* WRITTEN INSTRUCTION:
Copy the full set of lines exactly as given.

* Entries from a dataset:
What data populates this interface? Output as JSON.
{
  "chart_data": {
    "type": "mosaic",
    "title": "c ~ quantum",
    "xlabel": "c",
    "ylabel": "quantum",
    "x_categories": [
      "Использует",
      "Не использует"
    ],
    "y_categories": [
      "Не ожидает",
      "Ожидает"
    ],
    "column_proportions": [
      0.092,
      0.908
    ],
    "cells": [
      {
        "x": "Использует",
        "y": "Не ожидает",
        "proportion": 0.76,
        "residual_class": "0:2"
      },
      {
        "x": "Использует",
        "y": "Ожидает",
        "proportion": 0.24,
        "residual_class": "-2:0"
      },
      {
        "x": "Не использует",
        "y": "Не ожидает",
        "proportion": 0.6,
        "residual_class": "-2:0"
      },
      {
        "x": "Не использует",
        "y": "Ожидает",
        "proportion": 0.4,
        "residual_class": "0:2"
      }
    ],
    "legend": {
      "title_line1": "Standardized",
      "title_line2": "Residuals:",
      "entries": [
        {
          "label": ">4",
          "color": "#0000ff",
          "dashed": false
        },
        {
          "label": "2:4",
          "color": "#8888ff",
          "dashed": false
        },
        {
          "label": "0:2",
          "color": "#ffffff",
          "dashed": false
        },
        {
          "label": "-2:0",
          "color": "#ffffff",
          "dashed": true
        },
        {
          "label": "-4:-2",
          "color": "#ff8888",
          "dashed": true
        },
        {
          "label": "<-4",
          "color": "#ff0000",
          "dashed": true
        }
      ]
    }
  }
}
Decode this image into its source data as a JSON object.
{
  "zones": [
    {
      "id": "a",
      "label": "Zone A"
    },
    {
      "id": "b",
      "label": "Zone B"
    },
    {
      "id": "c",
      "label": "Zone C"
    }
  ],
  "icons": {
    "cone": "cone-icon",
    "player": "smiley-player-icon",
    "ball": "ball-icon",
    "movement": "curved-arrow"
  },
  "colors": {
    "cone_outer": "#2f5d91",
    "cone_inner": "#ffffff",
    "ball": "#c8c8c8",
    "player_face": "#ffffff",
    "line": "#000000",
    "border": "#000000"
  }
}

* RESPONSE TO THE TASK:
What data populates this interface? Output as JSON.
{
  "chart_data": {
    "type": "mosaic",
    "title": "c ~ quantum",
    "xlabel": "c",
    "ylabel": "quantum",
    "x_categories": [
      "Использует",
      "Не использует"
    ],
    "y_categories": [
      "Не ожидает",
      "Ожидает"
    ],
    "column_proportions": [
      0.092,
      0.908
    ],
    "cells": [
      {
        "x": "Использует",
        "y": "Не ожидает",
        "proportion": 0.76,
        "residual_class": "0:2"
      },
      {
        "x": "Использует",
        "y": "Ожидает",
        "proportion": 0.24,
        "residual_class": "-2:0"
      },
      {
        "x": "Не использует",
        "y": "Не ожидает",
        "proportion": 0.6,
        "residual_class": "-2:0"
      },
      {
        "x": "Не использует",
        "y": "Ожидает",
        "proportion": 0.4,
        "residual_class": "0:2"
      }
    ],
    "legend": {
      "title_line1": "Standardized",
      "title_line2": "Residuals:",
      "entries": [
        {
          "label": ">4",
          "color": "#0000ff",
          "dashed": false
        },
        {
          "label": "2:4",
          "color": "#8888ff",
          "dashed": false
        },
        {
          "label": "0:2",
          "color": "#ffffff",
          "dashed": false
        },
        {
          "label": "-2:0",
          "color": "#ffffff",
          "dashed": true
        },
        {
          "label": "-4:-2",
          "color": "#ff8888",
          "dashed": true
        },
        {
          "label": "<-4",
          "color": "#ff0000",
          "dashed": true
        }
      ]
    }
  }
}
Decode this image into its source data as a JSON object.
{
  "zones": [
    {
      "id": "a",
      "label": "Zone A"
    },
    {
      "id": "b",
      "label": "Zone B"
    },
    {
      "id": "c",
      "label": "Zone C"
    }
  ],
  "icons": {
    "cone": "cone-icon",
    "player": "smiley-player-icon",
    "ball": "ball-icon",
    "movement": "curved-arrow"
  },
  "colors": {
    "cone_outer": "#2f5d91",
    "cone_inner": "#ffffff",
    "ball": "#c8c8c8",
    "player_face": "#ffffff",
    "line": "#000000",
    "border": "#000000"
  }
}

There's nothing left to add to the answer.